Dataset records

□ □ □ □ □ □ □

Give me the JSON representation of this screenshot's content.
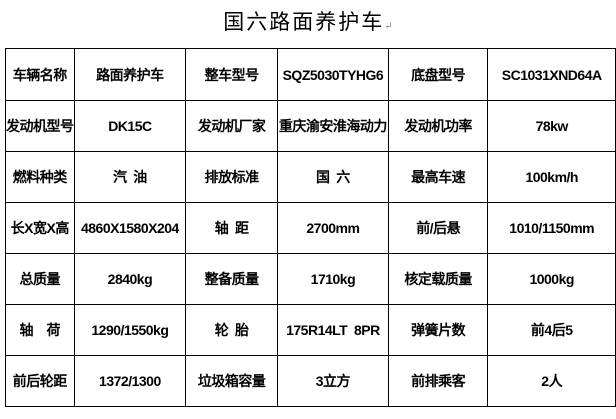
{
  "title": "国六路面养护车",
  "paragraph_mark": "↵",
  "rows": [
    [
      "车辆名称",
      "路面养护车",
      "整车型号",
      "SQZ5030TYHG6",
      "底盘型号",
      "SC1031XND64A"
    ],
    [
      "发动机型号",
      "DK15C",
      "发动机厂家",
      "重庆渝安淮海动力",
      "发动机功率",
      "78kw"
    ],
    [
      "燃料种类",
      "汽  油",
      "排放标准",
      "国  六",
      "最高车速",
      "100km/h"
    ],
    [
      "长X宽X高",
      "4860X1580X204",
      "轴  距",
      "2700mm",
      "前/后悬",
      "1010/1150mm"
    ],
    [
      "总质量",
      "2840kg",
      "整备质量",
      "1710kg",
      "核定载质量",
      "1000kg"
    ],
    [
      "轴    荷",
      "1290/1550kg",
      "轮  胎",
      "175R14LT  8PR",
      "弹簧片数",
      "前4后5"
    ],
    [
      "前后轮距",
      "1372/1300",
      "垃圾箱容量",
      "3立方",
      "前排乘客",
      "2人"
    ]
  ]
}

□ □ □ □ □ □ □

→ **INSTRUCTIONS TO FOLLOW**
Return the material word for word. Pictures are not part of the copy.

→ **RESULT**
Give me the JSON representation of this screenshot's content.
{
  "title": "国六路面养护车",
  "paragraph_mark": "↵",
  "rows": [
    [
      "车辆名称",
      "路面养护车",
      "整车型号",
      "SQZ5030TYHG6",
      "底盘型号",
      "SC1031XND64A"
    ],
    [
      "发动机型号",
      "DK15C",
      "发动机厂家",
      "重庆渝安淮海动力",
      "发动机功率",
      "78kw"
    ],
    [
      "燃料种类",
      "汽  油",
      "排放标准",
      "国  六",
      "最高车速",
      "100km/h"
    ],
    [
      "长X宽X高",
      "4860X1580X204",
      "轴  距",
      "2700mm",
      "前/后悬",
      "1010/1150mm"
    ],
    [
      "总质量",
      "2840kg",
      "整备质量",
      "1710kg",
      "核定载质量",
      "1000kg"
    ],
    [
      "轴    荷",
      "1290/1550kg",
      "轮  胎",
      "175R14LT  8PR",
      "弹簧片数",
      "前4后5"
    ],
    [
      "前后轮距",
      "1372/1300",
      "垃圾箱容量",
      "3立方",
      "前排乘客",
      "2人"
    ]
  ]
}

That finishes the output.